Directions:
Find each line containing the string "контроля". Copy it.

Supplied records:
+++

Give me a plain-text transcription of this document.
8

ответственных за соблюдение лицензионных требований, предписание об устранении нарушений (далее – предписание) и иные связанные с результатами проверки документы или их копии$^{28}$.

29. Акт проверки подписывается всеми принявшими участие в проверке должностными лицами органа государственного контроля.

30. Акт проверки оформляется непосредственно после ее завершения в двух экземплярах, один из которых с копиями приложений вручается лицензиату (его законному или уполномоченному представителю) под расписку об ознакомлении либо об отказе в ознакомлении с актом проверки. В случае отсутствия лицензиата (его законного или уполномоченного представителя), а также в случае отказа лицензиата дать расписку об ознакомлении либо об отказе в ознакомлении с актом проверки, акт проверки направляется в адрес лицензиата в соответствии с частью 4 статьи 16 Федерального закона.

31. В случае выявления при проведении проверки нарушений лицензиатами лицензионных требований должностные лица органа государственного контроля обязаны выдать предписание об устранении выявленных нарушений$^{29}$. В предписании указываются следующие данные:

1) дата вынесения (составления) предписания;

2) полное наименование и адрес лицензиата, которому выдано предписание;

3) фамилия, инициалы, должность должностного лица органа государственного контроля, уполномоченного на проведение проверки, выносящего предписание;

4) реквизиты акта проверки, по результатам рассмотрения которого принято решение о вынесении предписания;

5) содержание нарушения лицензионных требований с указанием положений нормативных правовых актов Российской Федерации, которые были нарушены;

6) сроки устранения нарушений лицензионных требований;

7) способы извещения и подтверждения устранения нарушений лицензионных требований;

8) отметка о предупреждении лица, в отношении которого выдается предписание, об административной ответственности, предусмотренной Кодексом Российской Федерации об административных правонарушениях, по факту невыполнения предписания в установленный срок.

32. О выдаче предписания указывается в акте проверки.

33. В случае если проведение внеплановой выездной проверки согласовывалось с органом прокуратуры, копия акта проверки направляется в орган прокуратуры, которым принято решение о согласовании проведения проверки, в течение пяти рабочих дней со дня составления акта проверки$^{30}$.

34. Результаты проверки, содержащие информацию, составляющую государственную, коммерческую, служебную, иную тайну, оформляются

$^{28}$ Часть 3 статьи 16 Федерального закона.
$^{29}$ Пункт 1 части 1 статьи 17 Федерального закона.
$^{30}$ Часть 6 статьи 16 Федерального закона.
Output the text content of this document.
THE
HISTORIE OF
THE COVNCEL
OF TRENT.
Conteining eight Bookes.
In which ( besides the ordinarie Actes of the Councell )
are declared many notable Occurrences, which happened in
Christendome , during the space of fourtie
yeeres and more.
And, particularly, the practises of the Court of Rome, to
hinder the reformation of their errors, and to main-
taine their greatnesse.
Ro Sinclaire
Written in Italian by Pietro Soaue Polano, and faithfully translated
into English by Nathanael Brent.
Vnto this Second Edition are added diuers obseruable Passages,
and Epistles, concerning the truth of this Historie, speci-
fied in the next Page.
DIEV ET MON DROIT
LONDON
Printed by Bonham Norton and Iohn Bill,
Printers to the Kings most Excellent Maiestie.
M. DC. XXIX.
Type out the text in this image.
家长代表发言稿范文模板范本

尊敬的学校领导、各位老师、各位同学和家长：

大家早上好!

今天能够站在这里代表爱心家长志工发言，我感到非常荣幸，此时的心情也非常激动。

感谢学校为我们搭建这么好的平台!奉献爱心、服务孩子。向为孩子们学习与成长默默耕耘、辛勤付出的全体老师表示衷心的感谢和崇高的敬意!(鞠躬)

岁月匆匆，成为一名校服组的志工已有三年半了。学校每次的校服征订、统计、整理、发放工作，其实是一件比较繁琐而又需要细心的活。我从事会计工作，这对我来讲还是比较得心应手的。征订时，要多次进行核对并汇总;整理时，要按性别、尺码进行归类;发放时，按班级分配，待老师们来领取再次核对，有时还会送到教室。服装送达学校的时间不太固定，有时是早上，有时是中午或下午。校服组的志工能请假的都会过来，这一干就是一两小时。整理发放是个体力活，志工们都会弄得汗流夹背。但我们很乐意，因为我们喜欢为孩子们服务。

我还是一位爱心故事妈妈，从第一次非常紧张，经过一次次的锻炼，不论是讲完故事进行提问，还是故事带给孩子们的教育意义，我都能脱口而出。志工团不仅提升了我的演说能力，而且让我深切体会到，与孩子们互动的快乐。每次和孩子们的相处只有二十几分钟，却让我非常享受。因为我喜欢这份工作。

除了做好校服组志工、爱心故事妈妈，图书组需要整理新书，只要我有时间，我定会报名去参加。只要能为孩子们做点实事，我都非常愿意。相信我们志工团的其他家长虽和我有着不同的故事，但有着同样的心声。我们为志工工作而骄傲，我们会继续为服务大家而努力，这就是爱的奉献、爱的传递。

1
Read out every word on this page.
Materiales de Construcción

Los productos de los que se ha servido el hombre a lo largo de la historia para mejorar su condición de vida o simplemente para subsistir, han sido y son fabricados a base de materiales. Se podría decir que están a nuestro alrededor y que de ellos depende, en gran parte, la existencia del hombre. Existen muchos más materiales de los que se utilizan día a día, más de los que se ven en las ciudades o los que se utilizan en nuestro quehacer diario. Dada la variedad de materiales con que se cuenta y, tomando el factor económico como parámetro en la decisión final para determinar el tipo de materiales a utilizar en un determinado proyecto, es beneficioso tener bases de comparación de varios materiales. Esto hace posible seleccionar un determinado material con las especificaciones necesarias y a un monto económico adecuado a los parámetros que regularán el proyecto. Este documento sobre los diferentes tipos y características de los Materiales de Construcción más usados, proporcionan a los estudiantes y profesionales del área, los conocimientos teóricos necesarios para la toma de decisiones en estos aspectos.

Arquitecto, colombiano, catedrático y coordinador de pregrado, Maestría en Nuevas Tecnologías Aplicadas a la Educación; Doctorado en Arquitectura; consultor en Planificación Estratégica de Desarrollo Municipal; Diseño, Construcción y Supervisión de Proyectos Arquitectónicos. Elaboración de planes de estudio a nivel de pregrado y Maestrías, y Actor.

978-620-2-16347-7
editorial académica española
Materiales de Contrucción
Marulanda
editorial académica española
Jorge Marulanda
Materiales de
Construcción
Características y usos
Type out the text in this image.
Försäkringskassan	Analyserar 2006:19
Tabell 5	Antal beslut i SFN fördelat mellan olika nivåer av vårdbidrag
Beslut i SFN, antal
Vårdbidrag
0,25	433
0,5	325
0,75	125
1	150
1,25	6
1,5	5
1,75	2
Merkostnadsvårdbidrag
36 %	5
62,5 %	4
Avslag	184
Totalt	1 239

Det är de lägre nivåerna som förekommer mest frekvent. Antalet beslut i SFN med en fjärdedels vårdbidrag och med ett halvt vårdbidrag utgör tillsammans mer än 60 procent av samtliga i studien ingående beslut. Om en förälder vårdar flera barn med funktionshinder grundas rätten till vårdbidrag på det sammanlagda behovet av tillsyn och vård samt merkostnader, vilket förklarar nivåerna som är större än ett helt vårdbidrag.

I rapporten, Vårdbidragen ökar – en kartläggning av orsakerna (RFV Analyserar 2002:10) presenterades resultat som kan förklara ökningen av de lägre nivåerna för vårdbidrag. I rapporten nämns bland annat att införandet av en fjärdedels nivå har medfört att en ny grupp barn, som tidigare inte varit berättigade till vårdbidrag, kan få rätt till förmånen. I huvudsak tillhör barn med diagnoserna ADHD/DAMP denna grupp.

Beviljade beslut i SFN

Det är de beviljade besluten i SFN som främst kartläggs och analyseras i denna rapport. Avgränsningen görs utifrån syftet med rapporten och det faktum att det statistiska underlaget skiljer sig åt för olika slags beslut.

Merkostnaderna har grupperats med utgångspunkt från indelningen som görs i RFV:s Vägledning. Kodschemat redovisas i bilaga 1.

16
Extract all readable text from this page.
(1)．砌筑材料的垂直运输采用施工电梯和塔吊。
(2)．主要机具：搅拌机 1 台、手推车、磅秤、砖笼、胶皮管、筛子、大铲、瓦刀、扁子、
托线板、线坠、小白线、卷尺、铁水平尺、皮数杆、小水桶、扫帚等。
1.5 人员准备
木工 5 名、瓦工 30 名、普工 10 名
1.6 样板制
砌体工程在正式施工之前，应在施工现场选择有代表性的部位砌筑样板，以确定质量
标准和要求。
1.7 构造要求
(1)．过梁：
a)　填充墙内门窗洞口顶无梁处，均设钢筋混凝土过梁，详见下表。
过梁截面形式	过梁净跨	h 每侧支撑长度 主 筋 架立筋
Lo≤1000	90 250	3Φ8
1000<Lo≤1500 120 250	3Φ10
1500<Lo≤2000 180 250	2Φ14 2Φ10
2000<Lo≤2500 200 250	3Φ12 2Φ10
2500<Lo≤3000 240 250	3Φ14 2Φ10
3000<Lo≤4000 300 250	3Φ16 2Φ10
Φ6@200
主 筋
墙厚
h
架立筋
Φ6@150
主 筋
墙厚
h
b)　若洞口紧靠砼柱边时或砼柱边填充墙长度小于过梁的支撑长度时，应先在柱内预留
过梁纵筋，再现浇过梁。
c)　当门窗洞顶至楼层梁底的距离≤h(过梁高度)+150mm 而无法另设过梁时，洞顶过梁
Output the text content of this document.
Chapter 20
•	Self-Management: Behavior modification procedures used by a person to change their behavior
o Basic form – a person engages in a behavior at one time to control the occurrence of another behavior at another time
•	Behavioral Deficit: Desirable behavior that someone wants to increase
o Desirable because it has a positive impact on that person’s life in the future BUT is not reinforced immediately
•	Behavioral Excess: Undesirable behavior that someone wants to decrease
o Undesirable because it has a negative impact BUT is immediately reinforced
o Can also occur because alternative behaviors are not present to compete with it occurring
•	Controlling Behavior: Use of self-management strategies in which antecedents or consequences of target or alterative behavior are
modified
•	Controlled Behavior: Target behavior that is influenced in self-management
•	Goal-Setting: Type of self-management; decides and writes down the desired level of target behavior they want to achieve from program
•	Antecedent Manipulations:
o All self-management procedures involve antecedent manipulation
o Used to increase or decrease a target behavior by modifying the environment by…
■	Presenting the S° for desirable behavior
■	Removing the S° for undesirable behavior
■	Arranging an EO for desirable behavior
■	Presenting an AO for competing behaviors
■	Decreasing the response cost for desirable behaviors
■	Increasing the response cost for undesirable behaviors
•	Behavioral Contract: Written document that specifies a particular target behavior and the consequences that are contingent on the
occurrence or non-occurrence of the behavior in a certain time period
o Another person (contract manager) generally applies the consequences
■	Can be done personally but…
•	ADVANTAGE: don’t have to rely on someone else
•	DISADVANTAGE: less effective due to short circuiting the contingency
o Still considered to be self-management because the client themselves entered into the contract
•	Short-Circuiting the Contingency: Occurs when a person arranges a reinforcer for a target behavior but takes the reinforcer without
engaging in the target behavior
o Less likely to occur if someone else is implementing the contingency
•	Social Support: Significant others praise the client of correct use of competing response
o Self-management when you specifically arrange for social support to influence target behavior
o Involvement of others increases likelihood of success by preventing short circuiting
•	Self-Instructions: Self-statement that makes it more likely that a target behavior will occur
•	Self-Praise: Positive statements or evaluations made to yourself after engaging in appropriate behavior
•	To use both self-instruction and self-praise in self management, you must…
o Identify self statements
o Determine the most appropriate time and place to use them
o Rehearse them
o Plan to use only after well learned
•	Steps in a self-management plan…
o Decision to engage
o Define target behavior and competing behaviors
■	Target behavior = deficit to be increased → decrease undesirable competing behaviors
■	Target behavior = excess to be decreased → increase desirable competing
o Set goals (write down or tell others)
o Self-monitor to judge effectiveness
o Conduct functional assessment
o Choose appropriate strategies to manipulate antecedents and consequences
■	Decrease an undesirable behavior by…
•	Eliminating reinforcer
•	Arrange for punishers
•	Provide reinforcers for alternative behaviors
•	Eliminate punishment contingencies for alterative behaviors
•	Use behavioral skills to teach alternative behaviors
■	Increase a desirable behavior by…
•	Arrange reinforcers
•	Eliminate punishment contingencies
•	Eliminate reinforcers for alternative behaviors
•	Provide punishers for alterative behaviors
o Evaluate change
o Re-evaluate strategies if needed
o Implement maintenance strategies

+++

Reply to the exercise:
29. Акт проверки подписывается всеми принявшими участие в проверке должностными лицами органа государственного контроля.
31. В случае выявления при проведении проверки нарушений лицензиатами лицензионных требований должностные лица органа государственного контроля обязаны выдать предписание об устранении выявленных нарушений$^{29}$. В предписании указываются следующие данные:
3) фамилия, инициалы, должность должностного лица органа государственного контроля, уполномоченного на проведение проверки, выносящего предписание;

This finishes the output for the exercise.